(Given problem)
Look below for the line with "Transcribe the text in this document.". Extract that line and each one after it through the last, word for word.

(Data to process)
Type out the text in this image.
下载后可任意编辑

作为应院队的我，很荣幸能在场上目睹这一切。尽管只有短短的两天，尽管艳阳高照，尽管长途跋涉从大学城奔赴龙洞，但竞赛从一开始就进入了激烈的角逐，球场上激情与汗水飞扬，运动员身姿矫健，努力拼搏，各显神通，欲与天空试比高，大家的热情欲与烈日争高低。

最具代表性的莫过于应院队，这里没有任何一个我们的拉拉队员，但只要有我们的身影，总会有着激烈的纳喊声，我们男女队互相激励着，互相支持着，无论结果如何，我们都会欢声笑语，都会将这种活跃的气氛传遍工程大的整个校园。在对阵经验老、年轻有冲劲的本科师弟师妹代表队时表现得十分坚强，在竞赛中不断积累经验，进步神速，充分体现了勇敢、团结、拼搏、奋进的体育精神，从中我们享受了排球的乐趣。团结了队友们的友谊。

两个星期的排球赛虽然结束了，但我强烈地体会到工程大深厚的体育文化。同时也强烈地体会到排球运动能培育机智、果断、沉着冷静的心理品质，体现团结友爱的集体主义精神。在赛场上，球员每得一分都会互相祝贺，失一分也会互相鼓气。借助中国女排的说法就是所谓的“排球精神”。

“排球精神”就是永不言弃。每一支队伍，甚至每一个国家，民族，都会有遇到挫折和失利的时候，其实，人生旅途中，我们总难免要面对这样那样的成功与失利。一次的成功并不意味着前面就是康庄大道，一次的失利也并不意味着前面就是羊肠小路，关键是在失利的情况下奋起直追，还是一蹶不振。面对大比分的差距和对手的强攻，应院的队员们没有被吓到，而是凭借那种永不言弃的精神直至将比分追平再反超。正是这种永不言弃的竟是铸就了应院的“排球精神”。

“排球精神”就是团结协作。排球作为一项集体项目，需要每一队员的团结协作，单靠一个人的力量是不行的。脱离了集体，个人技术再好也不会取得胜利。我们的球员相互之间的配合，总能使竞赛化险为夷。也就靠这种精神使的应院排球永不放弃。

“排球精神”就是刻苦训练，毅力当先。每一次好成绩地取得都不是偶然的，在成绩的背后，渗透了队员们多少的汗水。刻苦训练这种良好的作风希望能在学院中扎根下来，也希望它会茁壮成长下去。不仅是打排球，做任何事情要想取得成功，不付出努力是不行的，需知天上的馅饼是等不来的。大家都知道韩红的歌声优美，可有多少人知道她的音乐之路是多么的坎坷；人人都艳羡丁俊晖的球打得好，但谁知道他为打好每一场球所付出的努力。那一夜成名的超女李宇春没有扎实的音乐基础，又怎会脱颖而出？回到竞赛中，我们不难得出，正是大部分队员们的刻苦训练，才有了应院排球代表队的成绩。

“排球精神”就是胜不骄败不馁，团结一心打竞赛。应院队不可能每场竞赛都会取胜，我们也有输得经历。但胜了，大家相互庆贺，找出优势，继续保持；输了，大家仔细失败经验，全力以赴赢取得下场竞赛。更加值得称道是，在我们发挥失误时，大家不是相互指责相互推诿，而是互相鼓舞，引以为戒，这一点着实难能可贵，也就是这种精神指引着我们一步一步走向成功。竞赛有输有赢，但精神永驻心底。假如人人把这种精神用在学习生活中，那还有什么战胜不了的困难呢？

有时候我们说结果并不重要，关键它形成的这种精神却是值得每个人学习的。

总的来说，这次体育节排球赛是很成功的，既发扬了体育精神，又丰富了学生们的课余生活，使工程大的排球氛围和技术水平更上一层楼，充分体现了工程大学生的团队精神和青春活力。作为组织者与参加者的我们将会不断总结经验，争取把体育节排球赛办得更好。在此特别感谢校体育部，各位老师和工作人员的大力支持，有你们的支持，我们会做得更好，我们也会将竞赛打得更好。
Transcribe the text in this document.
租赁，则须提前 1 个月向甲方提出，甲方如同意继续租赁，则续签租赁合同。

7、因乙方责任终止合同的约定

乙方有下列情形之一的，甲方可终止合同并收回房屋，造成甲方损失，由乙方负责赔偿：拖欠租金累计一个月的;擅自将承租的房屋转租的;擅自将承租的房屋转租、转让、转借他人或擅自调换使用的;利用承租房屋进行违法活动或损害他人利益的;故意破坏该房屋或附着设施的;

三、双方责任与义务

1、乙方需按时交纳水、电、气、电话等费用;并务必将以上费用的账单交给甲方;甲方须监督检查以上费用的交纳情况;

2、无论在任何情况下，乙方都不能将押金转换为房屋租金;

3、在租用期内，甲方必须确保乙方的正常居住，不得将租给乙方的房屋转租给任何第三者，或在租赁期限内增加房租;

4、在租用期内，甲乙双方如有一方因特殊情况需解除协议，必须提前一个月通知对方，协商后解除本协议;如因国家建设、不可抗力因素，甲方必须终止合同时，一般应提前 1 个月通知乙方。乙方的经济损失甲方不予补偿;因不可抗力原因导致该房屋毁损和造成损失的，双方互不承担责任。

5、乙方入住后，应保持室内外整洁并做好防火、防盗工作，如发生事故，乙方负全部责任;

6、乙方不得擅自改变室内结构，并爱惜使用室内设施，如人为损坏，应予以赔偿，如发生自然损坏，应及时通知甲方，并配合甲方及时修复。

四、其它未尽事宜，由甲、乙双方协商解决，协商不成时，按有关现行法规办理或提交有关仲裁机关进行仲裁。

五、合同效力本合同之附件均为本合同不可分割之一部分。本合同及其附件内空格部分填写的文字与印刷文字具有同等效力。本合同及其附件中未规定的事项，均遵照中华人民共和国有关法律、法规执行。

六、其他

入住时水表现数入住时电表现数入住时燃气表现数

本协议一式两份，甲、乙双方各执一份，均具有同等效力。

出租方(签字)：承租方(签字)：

(Result of this exercise)
Transcribe the text in this document.
租赁，则须提前 1 个月向甲方提出，甲方如同意继续租赁，则续签租赁合同。

7、因乙方责任终止合同的约定

乙方有下列情形之一的，甲方可终止合同并收回房屋，造成甲方损失，由乙方负责赔偿：拖欠租金累计一个月的;擅自将承租的房屋转租的;擅自将承租的房屋转租、转让、转借他人或擅自调换使用的;利用承租房屋进行违法活动或损害他人利益的;故意破坏该房屋或附着设施的;

三、双方责任与义务

1、乙方需按时交纳水、电、气、电话等费用;并务必将以上费用的账单交给甲方;甲方须监督检查以上费用的交纳情况;

2、无论在任何情况下，乙方都不能将押金转换为房屋租金;

3、在租用期内，甲方必须确保乙方的正常居住，不得将租给乙方的房屋转租给任何第三者，或在租赁期限内增加房租;

4、在租用期内，甲乙双方如有一方因特殊情况需解除协议，必须提前一个月通知对方，协商后解除本协议;如因国家建设、不可抗力因素，甲方必须终止合同时，一般应提前 1 个月通知乙方。乙方的经济损失甲方不予补偿;因不可抗力原因导致该房屋毁损和造成损失的，双方互不承担责任。

5、乙方入住后，应保持室内外整洁并做好防火、防盗工作，如发生事故，乙方负全部责任;

6、乙方不得擅自改变室内结构，并爱惜使用室内设施，如人为损坏，应予以赔偿，如发生自然损坏，应及时通知甲方，并配合甲方及时修复。

四、其它未尽事宜，由甲、乙双方协商解决，协商不成时，按有关现行法规办理或提交有关仲裁机关进行仲裁。

五、合同效力本合同之附件均为本合同不可分割之一部分。本合同及其附件内空格部分填写的文字与印刷文字具有同等效力。本合同及其附件中未规定的事项，均遵照中华人民共和国有关法律、法规执行。

六、其他

入住时水表现数入住时电表现数入住时燃气表现数

本协议一式两份，甲、乙双方各执一份，均具有同等效力。

出租方(签字)：承租方(签字)：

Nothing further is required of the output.